• **STATED TASK**
Leave out all pictures. Extract exactly the lines from the one containing "Give me the" through the end of the data.

*****

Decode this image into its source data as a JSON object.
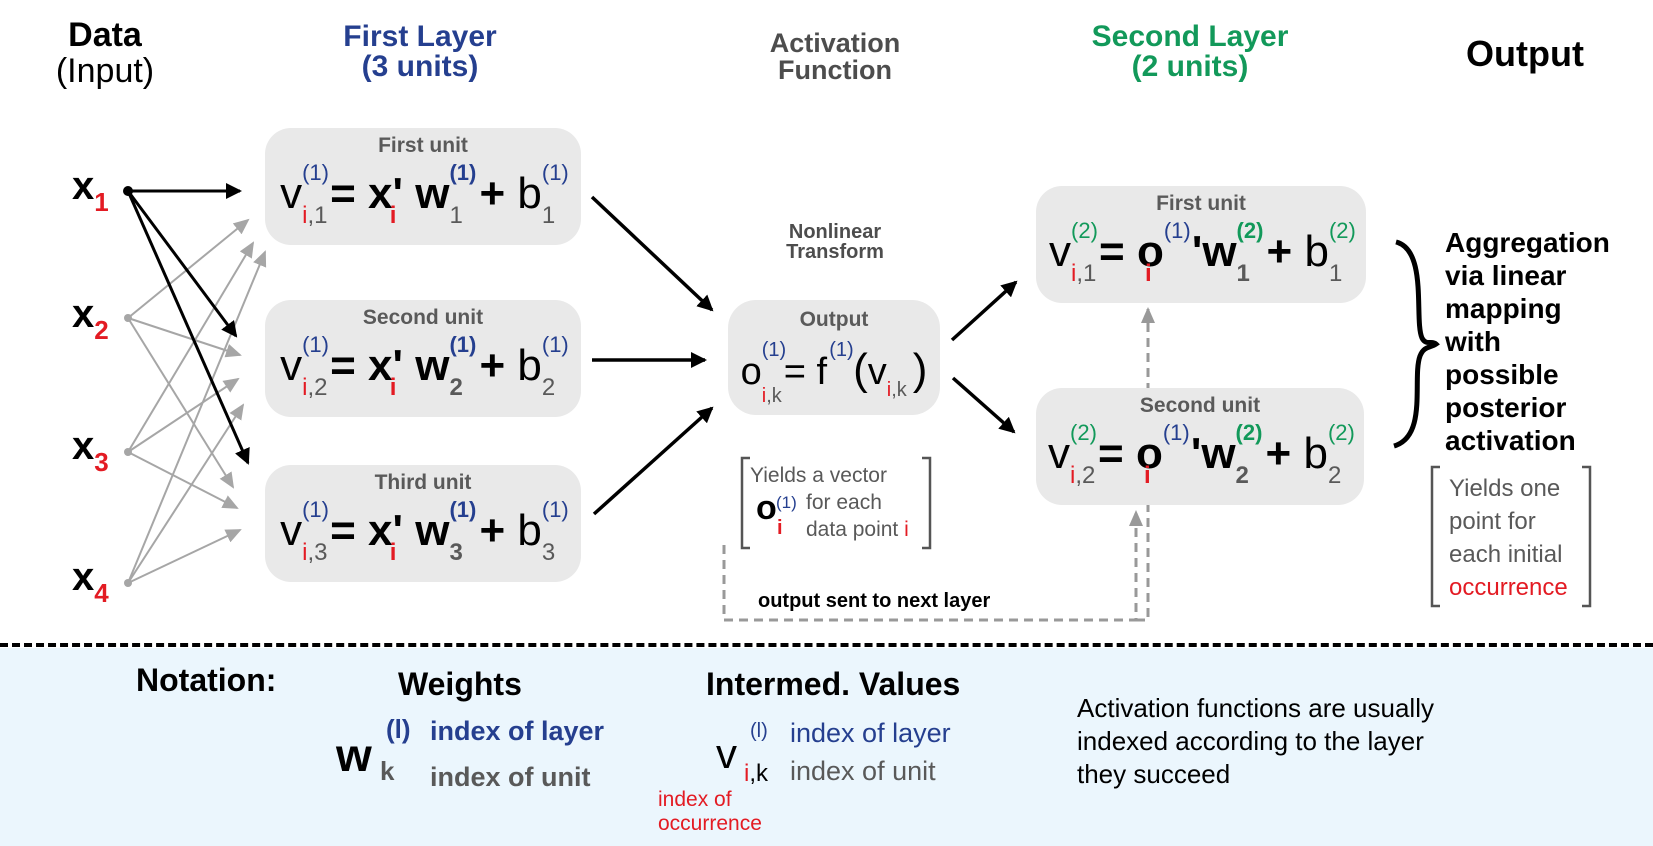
{
  "headers": {
    "data_line1": "Data",
    "data_line2": "(Input)",
    "first_layer_line1": "First Layer",
    "first_layer_line2": "(3 units)",
    "activation_line1": "Activation",
    "activation_line2": "Function",
    "second_layer_line1": "Second Layer",
    "second_layer_line2": "(2 units)",
    "output": "Output"
  },
  "inputs": [
    {
      "symbol": "x",
      "index": "1"
    },
    {
      "symbol": "x",
      "index": "2"
    },
    {
      "symbol": "x",
      "index": "3"
    },
    {
      "symbol": "x",
      "index": "4"
    }
  ],
  "first_layer": {
    "units": [
      {
        "title": "First unit",
        "lhs": "v",
        "lhs_sup": "(1)",
        "lhs_sub_i": "i",
        "lhs_sub_k": ",1",
        "x": "x'",
        "x_sub": "i",
        "w": "w",
        "w_sup": "(1)",
        "w_sub": "1",
        "plus": "+",
        "b": "b",
        "b_sup": "(1)",
        "b_sub": "1",
        "eq": "="
      },
      {
        "title": "Second unit",
        "lhs": "v",
        "lhs_sup": "(1)",
        "lhs_sub_i": "i",
        "lhs_sub_k": ",2",
        "x": "x'",
        "x_sub": "i",
        "w": "w",
        "w_sup": "(1)",
        "w_sub": "2",
        "plus": "+",
        "b": "b",
        "b_sup": "(1)",
        "b_sub": "2",
        "eq": "="
      },
      {
        "title": "Third unit",
        "lhs": "v",
        "lhs_sup": "(1)",
        "lhs_sub_i": "i",
        "lhs_sub_k": ",3",
        "x": "x'",
        "x_sub": "i",
        "w": "w",
        "w_sup": "(1)",
        "w_sub": "3",
        "plus": "+",
        "b": "b",
        "b_sup": "(1)",
        "b_sub": "3",
        "eq": "="
      }
    ]
  },
  "activation": {
    "label_line1": "Nonlinear",
    "label_line2": "Transform",
    "box_title": "Output",
    "o": "o",
    "o_sup": "(1)",
    "o_sub_i": "i",
    "o_sub_k": ",k",
    "eq": "=",
    "f": "f",
    "f_sup": "(1)",
    "lparen": "(",
    "v": "v",
    "v_sub_i": "i",
    "v_sub_k": ",k",
    "rparen": ")",
    "note_line1": "Yields a vector",
    "note_o": "o",
    "note_o_sup": "(1)",
    "note_o_sub": "i",
    "note_line2": "for each",
    "note_line3": "data point",
    "note_line3_i": "i",
    "feedback_label": "output sent to next layer"
  },
  "second_layer": {
    "units": [
      {
        "title": "First unit",
        "lhs": "v",
        "lhs_sup": "(2)",
        "lhs_sub_i": "i",
        "lhs_sub_k": ",1",
        "o": "o",
        "o_sup": "(1)",
        "o_sub": "i",
        "prime": "'",
        "w": "w",
        "w_sup": "(2)",
        "w_sub": "1",
        "plus": "+",
        "b": "b",
        "b_sup": "(2)",
        "b_sub": "1",
        "eq": "="
      },
      {
        "title": "Second unit",
        "lhs": "v",
        "lhs_sup": "(2)",
        "lhs_sub_i": "i",
        "lhs_sub_k": ",2",
        "o": "o",
        "o_sup": "(1)",
        "o_sub": "i",
        "prime": "'",
        "w": "w",
        "w_sup": "(2)",
        "w_sub": "2",
        "plus": "+",
        "b": "b",
        "b_sup": "(2)",
        "b_sub": "2",
        "eq": "="
      }
    ]
  },
  "output": {
    "aggregation_lines": [
      "Aggregation",
      "via linear",
      "mapping",
      "with",
      "possible",
      "posterior",
      "activation"
    ],
    "note_lines": [
      "Yields one",
      "point for",
      "each initial"
    ],
    "note_red": "occurrence"
  },
  "notation": {
    "title": "Notation:",
    "weights_title": "Weights",
    "weights_symbol": "w",
    "weights_sup": "(l)",
    "weights_sub": "k",
    "weights_layer_text": "index of layer",
    "weights_unit_text": "index of unit",
    "intermed_title": "Intermed. Values",
    "intermed_symbol": "v",
    "intermed_sup": "(l)",
    "intermed_sub_i": "i",
    "intermed_sub_k": ",k",
    "intermed_layer_text": "index of layer",
    "intermed_unit_text": "index of unit",
    "occurrence_line1": "index of",
    "occurrence_line2": "occurrence",
    "activation_note": [
      "Activation functions are usually",
      "indexed according to the layer",
      "they succeed"
    ]
  },
  "colors": {
    "layer1_blue": "#253f8f",
    "layer2_green": "#12995a",
    "index_red": "#e31b23",
    "box_gray": "#e9e9e9",
    "notation_bg": "#ebf6fd"
  }
}
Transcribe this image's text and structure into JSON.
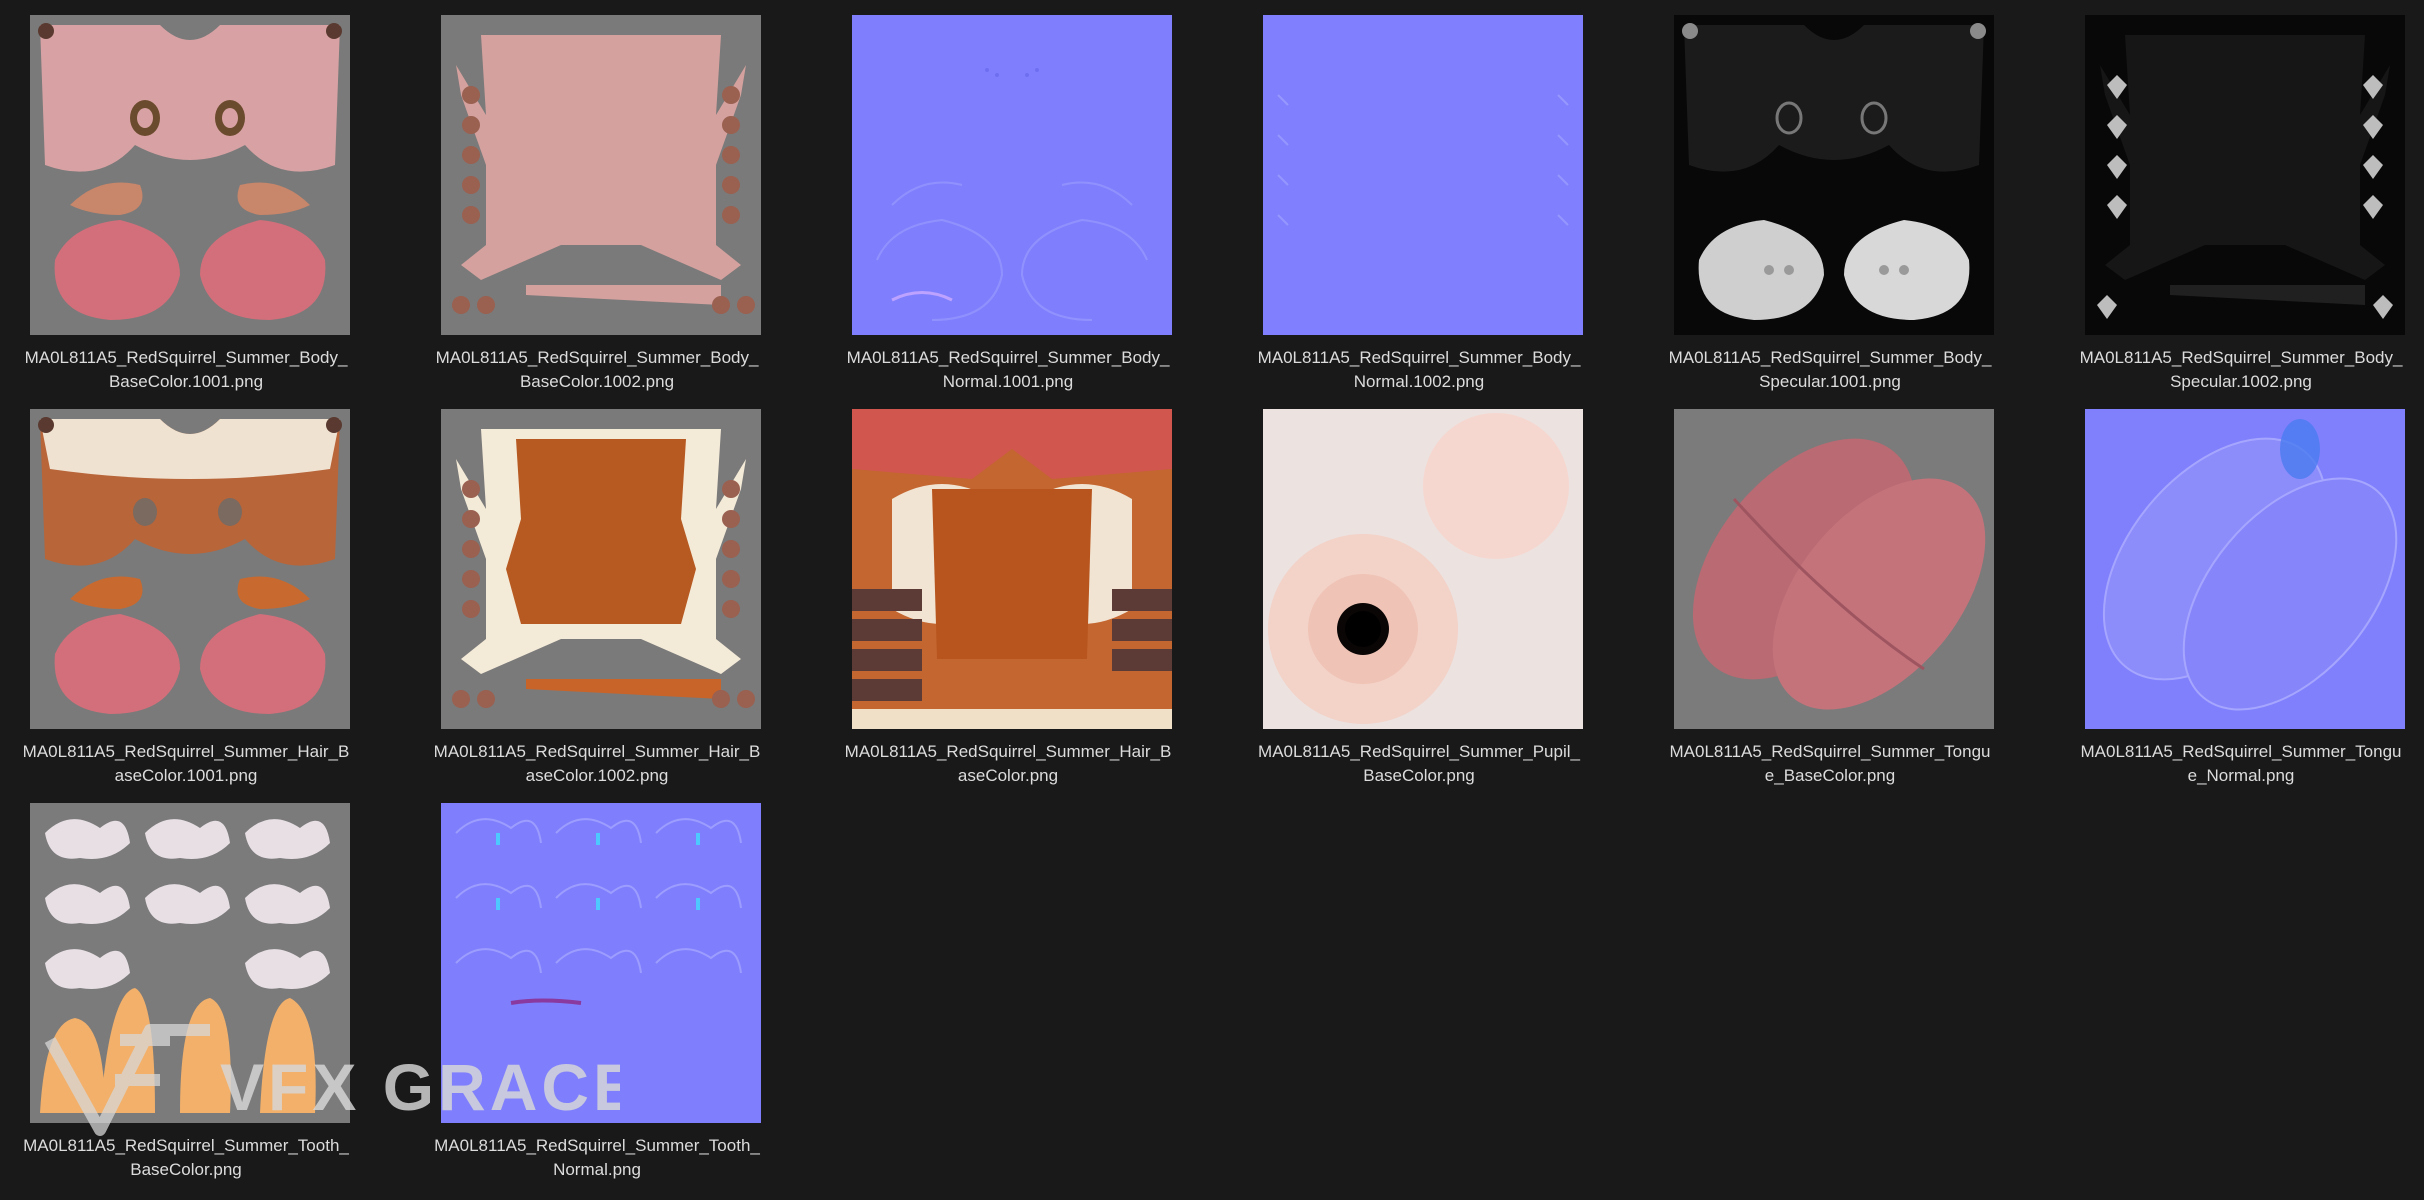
{
  "files": [
    {
      "line1": "MA0L811A5_RedSquirrel_Summer_Body_",
      "line2": "BaseColor.1001.png",
      "kind": "body-base-1001"
    },
    {
      "line1": "MA0L811A5_RedSquirrel_Summer_Body_",
      "line2": "BaseColor.1002.png",
      "kind": "body-base-1002"
    },
    {
      "line1": "MA0L811A5_RedSquirrel_Summer_Body_",
      "line2": "Normal.1001.png",
      "kind": "body-normal-1001"
    },
    {
      "line1": "MA0L811A5_RedSquirrel_Summer_Body_",
      "line2": "Normal.1002.png",
      "kind": "body-normal-1002"
    },
    {
      "line1": "MA0L811A5_RedSquirrel_Summer_Body_",
      "line2": "Specular.1001.png",
      "kind": "body-spec-1001"
    },
    {
      "line1": "MA0L811A5_RedSquirrel_Summer_Body_",
      "line2": "Specular.1002.png",
      "kind": "body-spec-1002"
    },
    {
      "line1": "MA0L811A5_RedSquirrel_Summer_Hair_B",
      "line2": "aseColor.1001.png",
      "kind": "hair-base-1001"
    },
    {
      "line1": "MA0L811A5_RedSquirrel_Summer_Hair_B",
      "line2": "aseColor.1002.png",
      "kind": "hair-base-1002"
    },
    {
      "line1": "MA0L811A5_RedSquirrel_Summer_Hair_B",
      "line2": "aseColor.png",
      "kind": "hair-base"
    },
    {
      "line1": "MA0L811A5_RedSquirrel_Summer_Pupil_",
      "line2": "BaseColor.png",
      "kind": "pupil-base"
    },
    {
      "line1": "MA0L811A5_RedSquirrel_Summer_Tongu",
      "line2": "e_BaseColor.png",
      "kind": "tongue-base"
    },
    {
      "line1": "MA0L811A5_RedSquirrel_Summer_Tongu",
      "line2": "e_Normal.png",
      "kind": "tongue-normal"
    },
    {
      "line1": "MA0L811A5_RedSquirrel_Summer_Tooth_",
      "line2": "BaseColor.png",
      "kind": "tooth-base"
    },
    {
      "line1": "MA0L811A5_RedSquirrel_Summer_Tooth_",
      "line2": "Normal.png",
      "kind": "tooth-normal"
    }
  ],
  "watermark": {
    "text": "VFX GRACE"
  },
  "colors": {
    "background": "#191919",
    "label": "#dcdcdc",
    "uv_gray": "#7a7a7a",
    "normal_blue": "#7f7ffd",
    "skin_pink": "#d9a3a3",
    "fur_orange": "#c8642a",
    "specular_black": "#080808"
  }
}
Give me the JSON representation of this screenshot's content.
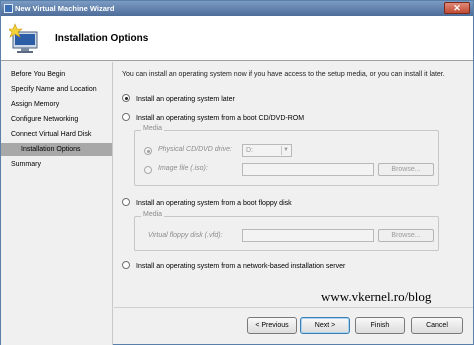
{
  "window": {
    "title": "New Virtual Machine Wizard",
    "close_label": "✕"
  },
  "header": {
    "title": "Installation Options"
  },
  "steps": [
    {
      "label": "Before You Begin"
    },
    {
      "label": "Specify Name and Location"
    },
    {
      "label": "Assign Memory"
    },
    {
      "label": "Configure Networking"
    },
    {
      "label": "Connect Virtual Hard Disk"
    },
    {
      "label": "Installation Options",
      "active": true
    },
    {
      "label": "Summary"
    }
  ],
  "intro": "You can install an operating system now if you have access to the setup media, or you can install it later.",
  "options": {
    "later": {
      "label": "Install an operating system later",
      "selected": true
    },
    "cd": {
      "label": "Install an operating system from a boot CD/DVD-ROM",
      "selected": false
    },
    "floppy": {
      "label": "Install an operating system from a boot floppy disk",
      "selected": false
    },
    "network": {
      "label": "Install an operating system from a network-based installation server",
      "selected": false
    }
  },
  "media_cd": {
    "group_label": "Media",
    "physical_label": "Physical CD/DVD drive:",
    "physical_value": "D:",
    "image_label": "Image file (.iso):",
    "image_value": "",
    "browse_label": "Browse..."
  },
  "media_floppy": {
    "group_label": "Media",
    "floppy_label": "Virtual floppy disk (.vfd):",
    "floppy_value": "",
    "browse_label": "Browse..."
  },
  "watermark": "www.vkernel.ro/blog",
  "buttons": {
    "previous": "< Previous",
    "next": "Next >",
    "finish": "Finish",
    "cancel": "Cancel"
  },
  "colors": {
    "titlebar": "#4d6d99",
    "active_step": "#a8a8a8",
    "disabled_text": "#8c8c8c"
  }
}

*****

• **TASK OUTPUT**
Give me the JSON representation of this screenshot's content.
{
  "window": {
    "title": "New Virtual Machine Wizard",
    "close_label": "✕"
  },
  "header": {
    "title": "Installation Options"
  },
  "steps": [
    {
      "label": "Before You Begin"
    },
    {
      "label": "Specify Name and Location"
    },
    {
      "label": "Assign Memory"
    },
    {
      "label": "Configure Networking"
    },
    {
      "label": "Connect Virtual Hard Disk"
    },
    {
      "label": "Installation Options",
      "active": true
    },
    {
      "label": "Summary"
    }
  ],
  "intro": "You can install an operating system now if you have access to the setup media, or you can install it later.",
  "options": {
    "later": {
      "label": "Install an operating system later",
      "selected": true
    },
    "cd": {
      "label": "Install an operating system from a boot CD/DVD-ROM",
      "selected": false
    },
    "floppy": {
      "label": "Install an operating system from a boot floppy disk",
      "selected": false
    },
    "network": {
      "label": "Install an operating system from a network-based installation server",
      "selected": false
    }
  },
  "media_cd": {
    "group_label": "Media",
    "physical_label": "Physical CD/DVD drive:",
    "physical_value": "D:",
    "image_label": "Image file (.iso):",
    "image_value": "",
    "browse_label": "Browse..."
  },
  "media_floppy": {
    "group_label": "Media",
    "floppy_label": "Virtual floppy disk (.vfd):",
    "floppy_value": "",
    "browse_label": "Browse..."
  },
  "watermark": "www.vkernel.ro/blog",
  "buttons": {
    "previous": "< Previous",
    "next": "Next >",
    "finish": "Finish",
    "cancel": "Cancel"
  },
  "colors": {
    "titlebar": "#4d6d99",
    "active_step": "#a8a8a8",
    "disabled_text": "#8c8c8c"
  }
}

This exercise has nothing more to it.